[Some records]

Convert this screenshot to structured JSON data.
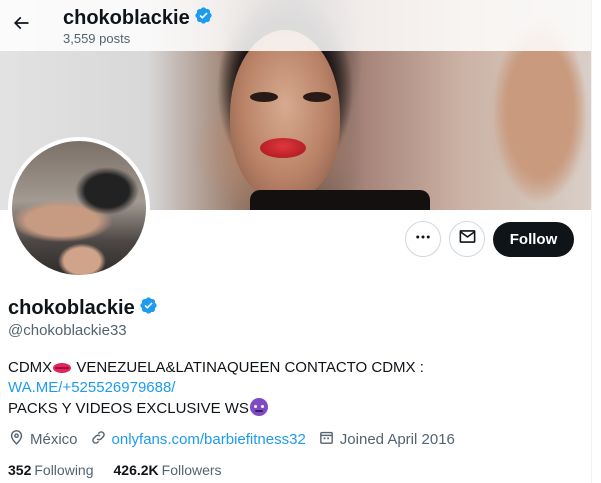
{
  "header": {
    "name": "chokoblackie",
    "posts": "3,559 posts"
  },
  "icons": {
    "back": "arrow-left-icon",
    "verified": "verified-badge-icon",
    "more": "more-horizontal-icon",
    "message": "envelope-icon",
    "location": "location-pin-icon",
    "link": "link-icon",
    "calendar": "calendar-icon"
  },
  "actions": {
    "follow_label": "Follow"
  },
  "profile": {
    "display_name": "chokoblackie",
    "handle": "@chokoblackie33",
    "bio_line1_a": "CDMX",
    "bio_line1_b": " VENEZUELA&LATINAQUEEN CONTACTO CDMX :",
    "bio_link": "WA.ME/+525526979688/",
    "bio_line3": "PACKS Y VIDEOS EXCLUSIVE WS",
    "location": "México",
    "website": "onlyfans.com/barbiefitness32",
    "joined": "Joined April 2016"
  },
  "stats": {
    "following_count": "352",
    "following_label": "Following",
    "followers_count": "426.2K",
    "followers_label": "Followers"
  },
  "colors": {
    "accent": "#1d9bf0",
    "text": "#0f1419",
    "secondary": "#536471",
    "follow_bg": "#0f1419"
  }
}
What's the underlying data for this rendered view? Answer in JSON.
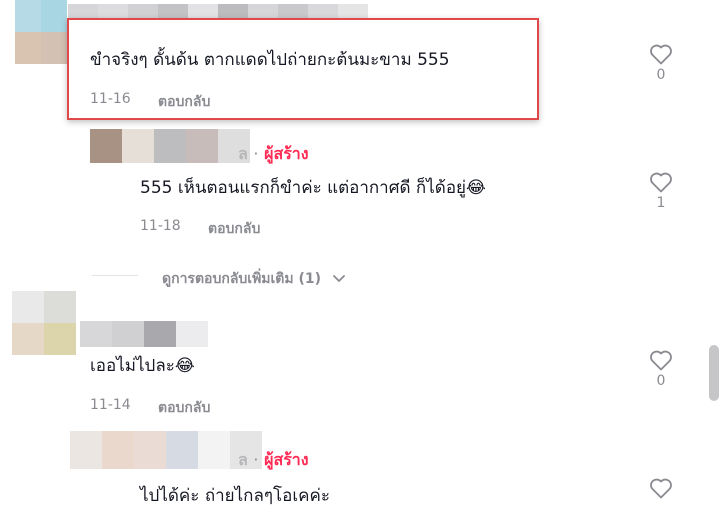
{
  "comments": [
    {
      "text": "ขำจริงๆ ดั้นด้น ตากแดดไปถ่ายกะต้นมะขาม 555",
      "date": "11-16",
      "reply_label": "ตอบกลับ",
      "likes": "0"
    },
    {
      "creator_badge": "ผู้สร้าง",
      "name_tail": "ล",
      "separator": "·",
      "text": "555 เห็นตอนแรกก็ขำค่ะ แต่อากาศดี ก็ได้อยู่😂",
      "date": "11-18",
      "reply_label": "ตอบกลับ",
      "likes": "1"
    },
    {
      "view_more": "ดูการตอบกลับเพิ่มเติม (1)"
    },
    {
      "text": "เออไม่ไปละ😂",
      "date": "11-14",
      "reply_label": "ตอบกลับ",
      "likes": "0"
    },
    {
      "creator_badge": "ผู้สร้าง",
      "name_tail": "ล",
      "separator": "·",
      "text": "ไปได้ค่ะ ถ่ายไกลๆโอเคค่ะ"
    }
  ],
  "colors": {
    "creator": "#fe2c55",
    "highlight_border": "#e0484a",
    "muted": "#8a8b91",
    "text": "#161823"
  },
  "icons": {
    "like": "heart-outline-icon",
    "expand": "chevron-down-icon"
  }
}
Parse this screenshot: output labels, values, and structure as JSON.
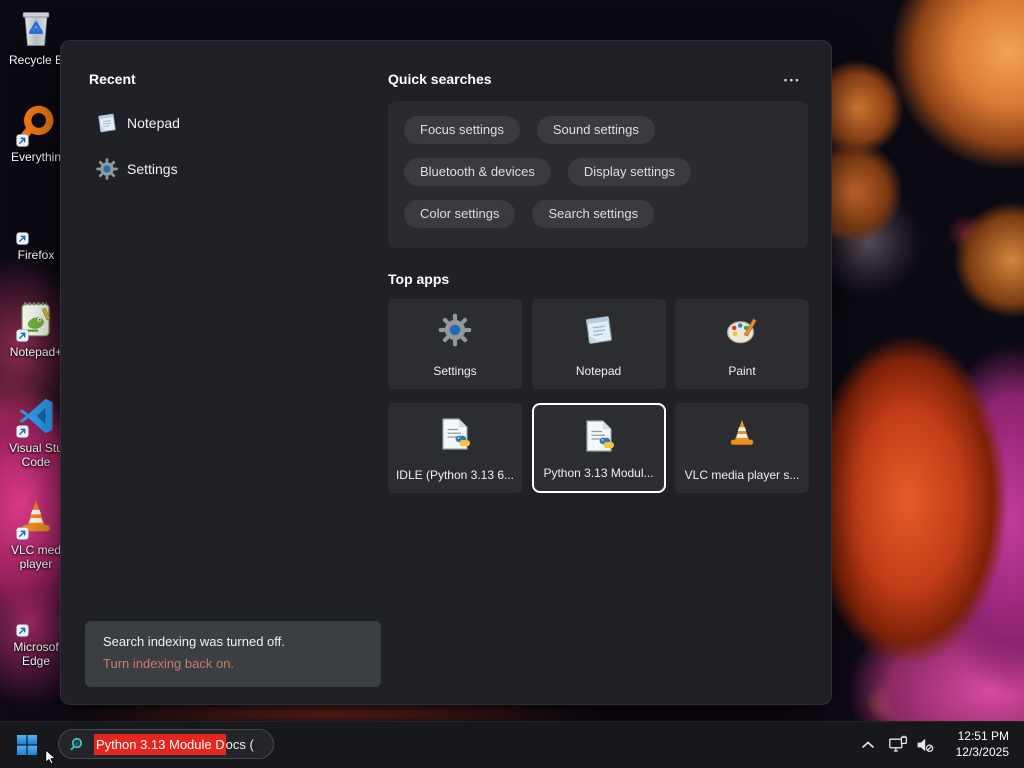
{
  "desktop_icons": [
    {
      "icon": "recycle-bin-icon",
      "label": "Recycle B",
      "label2": ""
    },
    {
      "icon": "everything-search-icon",
      "label": "Everythin",
      "label2": ""
    },
    {
      "icon": "firefox-icon",
      "label": "Firefox",
      "label2": ""
    },
    {
      "icon": "notepad-plus-plus-icon",
      "label": "Notepad+",
      "label2": ""
    },
    {
      "icon": "visual-studio-code-icon",
      "label": "Visual Stu",
      "label2": "Code"
    },
    {
      "icon": "vlc-cone-icon",
      "label": "VLC med",
      "label2": "player"
    },
    {
      "icon": "microsoft-edge-icon",
      "label": "Microsof",
      "label2": "Edge"
    }
  ],
  "panel": {
    "recent": {
      "title": "Recent",
      "items": [
        {
          "icon": "notepad-icon",
          "label": "Notepad"
        },
        {
          "icon": "settings-gear-icon",
          "label": "Settings"
        }
      ]
    },
    "quick_searches": {
      "title": "Quick searches",
      "more_label": "•••",
      "pills": [
        "Focus settings",
        "Sound settings",
        "Bluetooth & devices",
        "Display settings",
        "Color settings",
        "Search settings"
      ]
    },
    "top_apps": {
      "title": "Top apps",
      "tiles": [
        {
          "icon": "settings-gear-icon",
          "label": "Settings",
          "selected": false
        },
        {
          "icon": "notepad-icon",
          "label": "Notepad",
          "selected": false
        },
        {
          "icon": "paint-icon",
          "label": "Paint",
          "selected": false
        },
        {
          "icon": "python-file-icon",
          "label": "IDLE (Python 3.13 6...",
          "selected": false
        },
        {
          "icon": "python-file-icon",
          "label": "Python 3.13 Modul...",
          "selected": true
        },
        {
          "icon": "vlc-cone-icon",
          "label": "VLC media player s...",
          "selected": false
        }
      ]
    },
    "notice": {
      "message": "Search indexing was turned off.",
      "action": "Turn indexing back on."
    }
  },
  "taskbar": {
    "search_box": {
      "value": "Python 3.13 Module Docs (",
      "selected_text": "Python 3.13 Module D",
      "unselected_text": "ocs ("
    },
    "tray": {
      "time": "12:51 PM",
      "date": "12/3/2025"
    }
  },
  "colors": {
    "selection_red": "#e5261f",
    "notice_link": "#cd7b6d",
    "accent_blue": "#2f9bf2",
    "tile_selection_border": "#ffffff"
  }
}
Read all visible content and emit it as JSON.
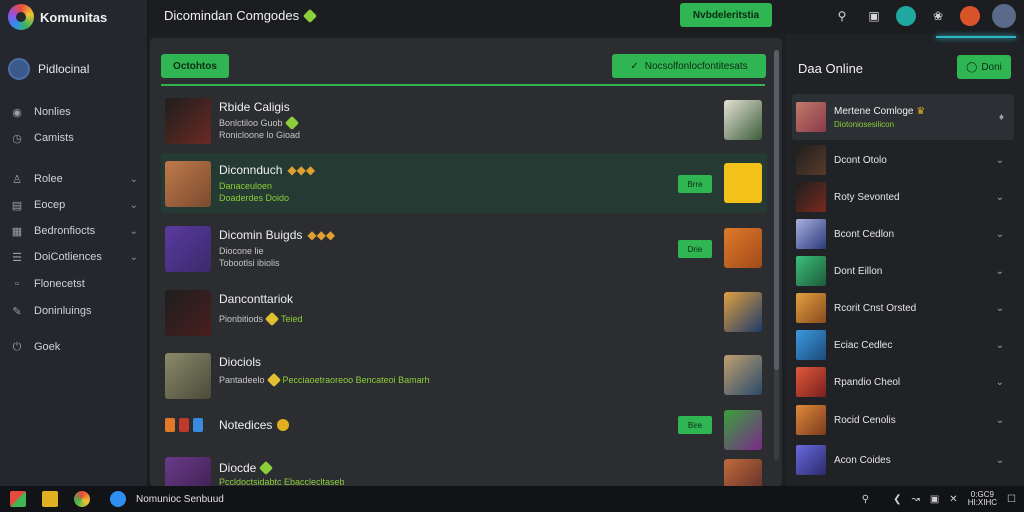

[What the task requires]
Go through the listing above and pull out each line containing the word "cone".

[Answer to this exercise]
      "icon": "vlc-cone-icon",
          "icon": "vlc-cone-icon",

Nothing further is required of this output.